— WHAT YOU WILL DO —
Copy out every line of the records where the string "selected" occurs.

### DATA TO PROCESS

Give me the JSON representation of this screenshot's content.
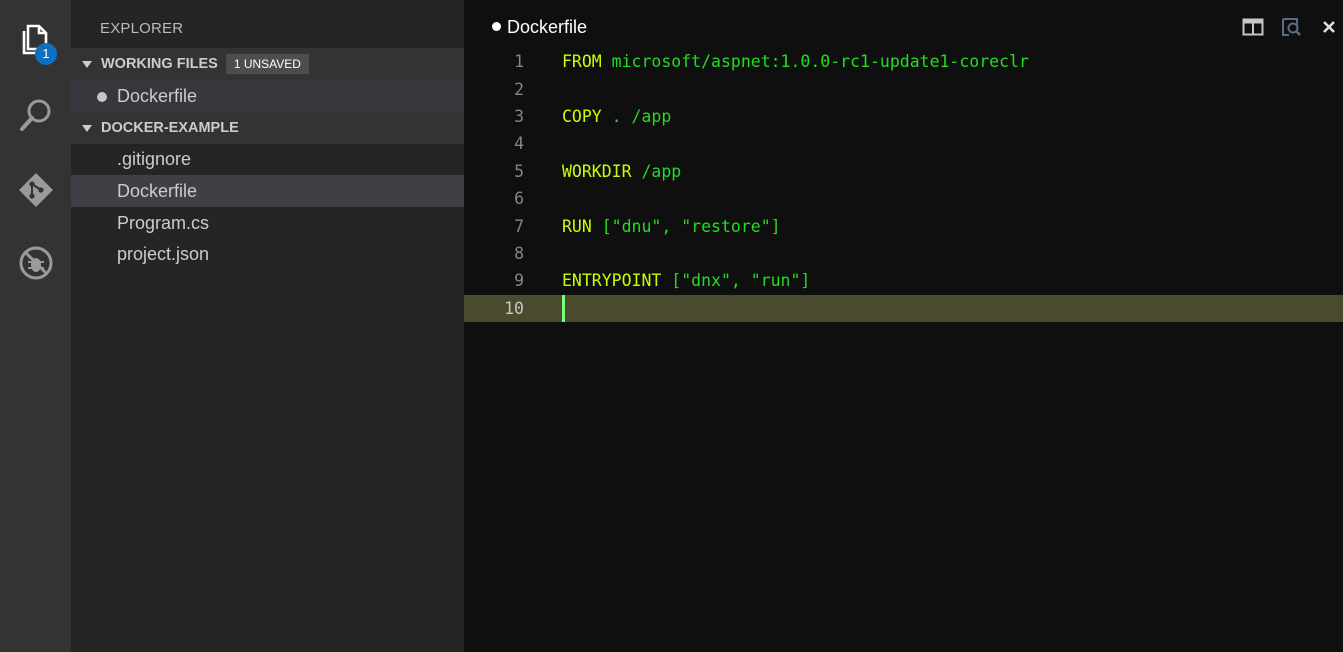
{
  "activity_bar": {
    "items": [
      {
        "name": "explorer",
        "icon": "files-icon",
        "badge": "1"
      },
      {
        "name": "search",
        "icon": "search-icon"
      },
      {
        "name": "git",
        "icon": "git-icon"
      },
      {
        "name": "debug",
        "icon": "debug-icon"
      }
    ]
  },
  "sidebar": {
    "title": "EXPLORER",
    "working_files": {
      "header": "WORKING FILES",
      "badge": "1 UNSAVED",
      "files": [
        {
          "name": "Dockerfile",
          "dirty": true
        }
      ]
    },
    "project": {
      "header": "DOCKER-EXAMPLE",
      "files": [
        {
          "name": ".gitignore"
        },
        {
          "name": "Dockerfile",
          "selected": true
        },
        {
          "name": "Program.cs"
        },
        {
          "name": "project.json"
        }
      ]
    }
  },
  "editor": {
    "tab_title": "Dockerfile",
    "dirty": true,
    "current_line": 10,
    "lines": [
      {
        "number": "1",
        "keyword": "FROM",
        "args": " microsoft/aspnet:1.0.0-rc1-update1-coreclr"
      },
      {
        "number": "2",
        "keyword": "",
        "args": ""
      },
      {
        "number": "3",
        "keyword": "COPY",
        "args": " . /app"
      },
      {
        "number": "4",
        "keyword": "",
        "args": ""
      },
      {
        "number": "5",
        "keyword": "WORKDIR",
        "args": " /app"
      },
      {
        "number": "6",
        "keyword": "",
        "args": ""
      },
      {
        "number": "7",
        "keyword": "RUN",
        "args": " [\"dnu\", \"restore\"]"
      },
      {
        "number": "8",
        "keyword": "",
        "args": ""
      },
      {
        "number": "9",
        "keyword": "ENTRYPOINT",
        "args": " [\"dnx\", \"run\"]"
      },
      {
        "number": "10",
        "keyword": "",
        "args": ""
      }
    ],
    "actions": [
      {
        "name": "split-editor-icon"
      },
      {
        "name": "open-preview-icon"
      },
      {
        "name": "close-icon"
      }
    ]
  },
  "colors": {
    "keyword": "#c8ff00",
    "argument": "#22dd22",
    "badge": "#0e70c0",
    "current_line": "#4a4a2e"
  }
}
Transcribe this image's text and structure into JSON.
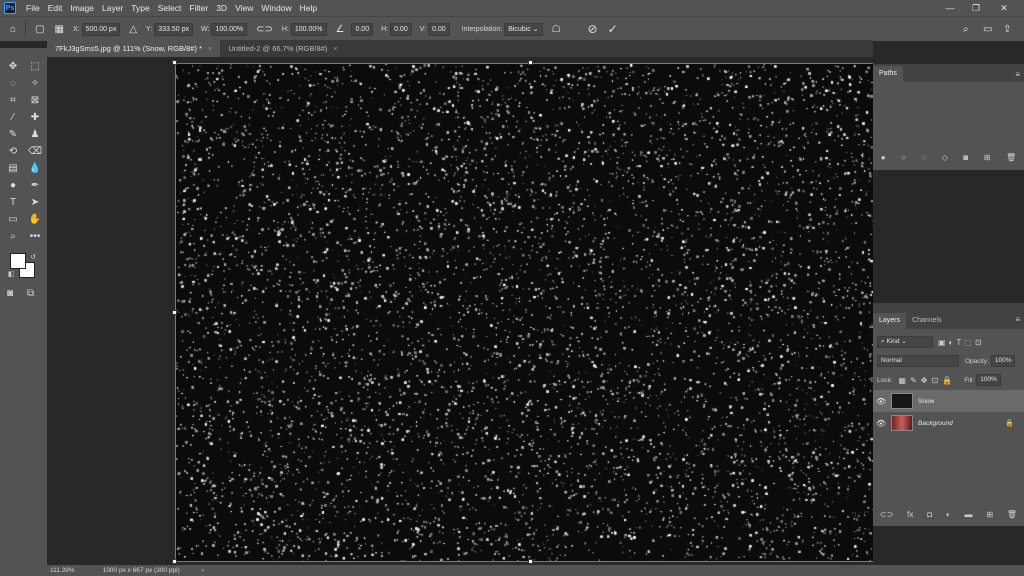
{
  "app": {
    "logo": "Ps",
    "window_controls": [
      "—",
      "❐",
      "✕"
    ]
  },
  "menu": [
    "File",
    "Edit",
    "Image",
    "Layer",
    "Type",
    "Select",
    "Filter",
    "3D",
    "View",
    "Window",
    "Help"
  ],
  "options": {
    "x_label": "X:",
    "x_value": "500.00 px",
    "y_label": "Y:",
    "y_value": "333.50 px",
    "w_label": "W:",
    "w_value": "100.00%",
    "h_label": "H:",
    "h_value": "100.00%",
    "angle_value": "0.00",
    "hskew_label": "H:",
    "hskew_value": "0.00",
    "vskew_label": "V:",
    "vskew_value": "0.00",
    "interpolation_label": "Interpolation:",
    "interpolation_value": "Bicubic"
  },
  "tabs": [
    {
      "label": "7FkJ3gSms5.jpg @ 111% (Snow, RGB/8#) *",
      "close": "×"
    },
    {
      "label": "Untitled-2 @ 66.7% (RGB/8#)",
      "close": "×"
    }
  ],
  "paths_panel": {
    "tab": "Paths",
    "icons": [
      "●",
      "○",
      "◌",
      "◇",
      "◙",
      "⊞",
      "🗑"
    ]
  },
  "layers_panel": {
    "tabs": [
      "Layers",
      "Channels"
    ],
    "filter_kind": "Kind",
    "blend_mode": "Normal",
    "opacity_label": "Opacity:",
    "opacity_value": "100%",
    "lock_label": "Lock:",
    "fill_label": "Fill:",
    "fill_value": "100%",
    "layers": [
      {
        "name": "Snow",
        "selected": true
      },
      {
        "name": "Background",
        "selected": false,
        "locked": true
      }
    ],
    "footer_icons": [
      "⊂⊃",
      "fx",
      "◘",
      "◐",
      "▬",
      "⊞",
      "🗑"
    ]
  },
  "status": {
    "zoom": "111.39%",
    "doc_info": "1000 px x 667 px (300 ppi)",
    "arrow": "›"
  },
  "colors": {
    "ui_panel": "#535353",
    "ui_dark": "#282828",
    "accent": "#31a8ff",
    "selection": "#5f7ea8"
  }
}
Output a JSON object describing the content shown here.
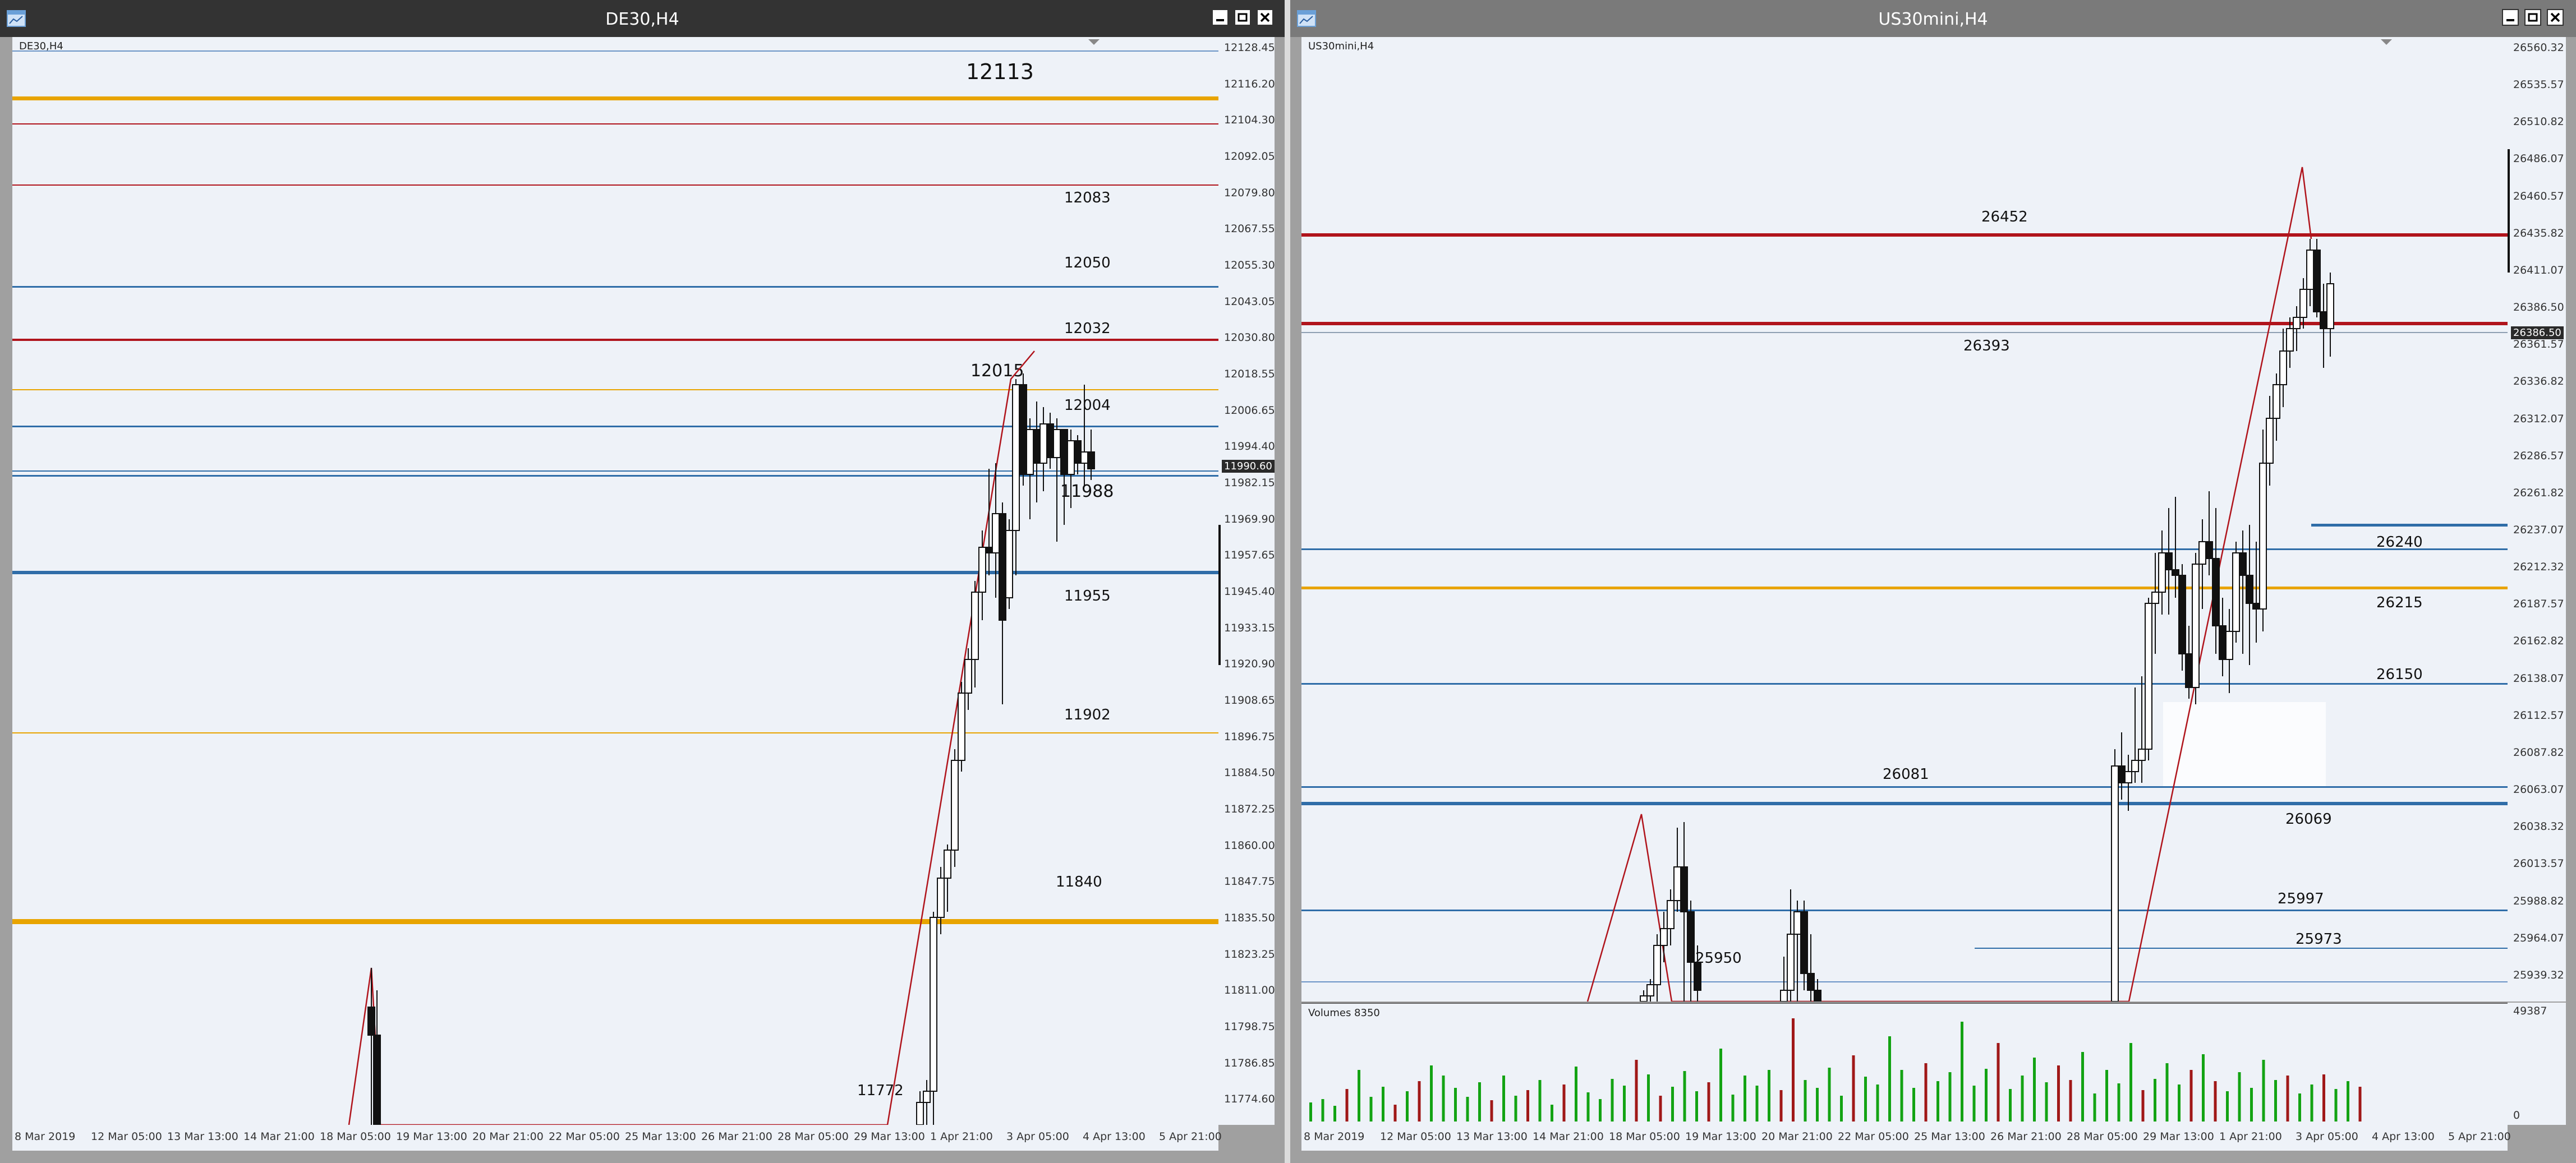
{
  "windows": [
    {
      "title": "DE30,H4",
      "symbol_label": "DE30,H4",
      "price_tag": "11990.60",
      "big_label": "12113",
      "y_ticks": [
        "12128.45",
        "12116.20",
        "12104.30",
        "12092.05",
        "12079.80",
        "12067.55",
        "12055.30",
        "12043.05",
        "12030.80",
        "12018.55",
        "12006.65",
        "11994.40",
        "11982.15",
        "11969.90",
        "11957.65",
        "11945.40",
        "11933.15",
        "11920.90",
        "11908.65",
        "11896.75",
        "11884.50",
        "11872.25",
        "11860.00",
        "11847.75",
        "11835.50",
        "11823.25",
        "11811.00",
        "11798.75",
        "11786.85",
        "11774.60"
      ],
      "x_ticks": [
        "8 Mar 2019",
        "12 Mar 05:00",
        "13 Mar 13:00",
        "14 Mar 21:00",
        "18 Mar 05:00",
        "19 Mar 13:00",
        "20 Mar 21:00",
        "22 Mar 05:00",
        "25 Mar 13:00",
        "26 Mar 21:00",
        "28 Mar 05:00",
        "29 Mar 13:00",
        "1 Apr 21:00",
        "3 Apr 05:00",
        "4 Apr 13:00",
        "5 Apr 21:00"
      ],
      "levels": [
        "12083",
        "12050",
        "12032",
        "12015",
        "12004",
        "11988",
        "11955",
        "11902",
        "11840",
        "11772"
      ]
    },
    {
      "title": "US30mini,H4",
      "symbol_label": "US30mini,H4",
      "price_tag": "26386.50",
      "volume_label": "Volumes 8350",
      "volume_scale": [
        "49387",
        "0"
      ],
      "y_ticks": [
        "26560.32",
        "26535.57",
        "26510.82",
        "26486.07",
        "26460.57",
        "26435.82",
        "26411.07",
        "26386.50",
        "26361.57",
        "26336.82",
        "26312.07",
        "26286.57",
        "26261.82",
        "26237.07",
        "26212.32",
        "26187.57",
        "26162.82",
        "26138.07",
        "26112.57",
        "26087.82",
        "26063.07",
        "26038.32",
        "26013.57",
        "25988.82",
        "25964.07",
        "25939.32"
      ],
      "x_ticks": [
        "8 Mar 2019",
        "12 Mar 05:00",
        "13 Mar 13:00",
        "14 Mar 21:00",
        "18 Mar 05:00",
        "19 Mar 13:00",
        "20 Mar 21:00",
        "22 Mar 05:00",
        "25 Mar 13:00",
        "26 Mar 21:00",
        "28 Mar 05:00",
        "29 Mar 13:00",
        "1 Apr 21:00",
        "3 Apr 05:00",
        "4 Apr 13:00",
        "5 Apr 21:00"
      ],
      "levels": [
        "26452",
        "26393",
        "26240",
        "26215",
        "26150",
        "26081",
        "26069",
        "25997",
        "25973",
        "25950"
      ]
    }
  ],
  "colors": {
    "titlebar_active": "#333333",
    "titlebar_inactive": "#7a7a7a",
    "chart_bg": "#eef2f8",
    "red_line": "#b0141c",
    "blue_line": "#2f6da8",
    "gold_line": "#e8a400",
    "volume_up": "#13a313",
    "volume_down": "#a01818"
  },
  "icons": {
    "window": "chart-window-icon",
    "minimize": "minimize-icon",
    "restore": "restore-icon",
    "close": "close-icon"
  }
}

######

— RESULT OF THIS TASK —
          "selected": true
        "selected": true
        "selected": false,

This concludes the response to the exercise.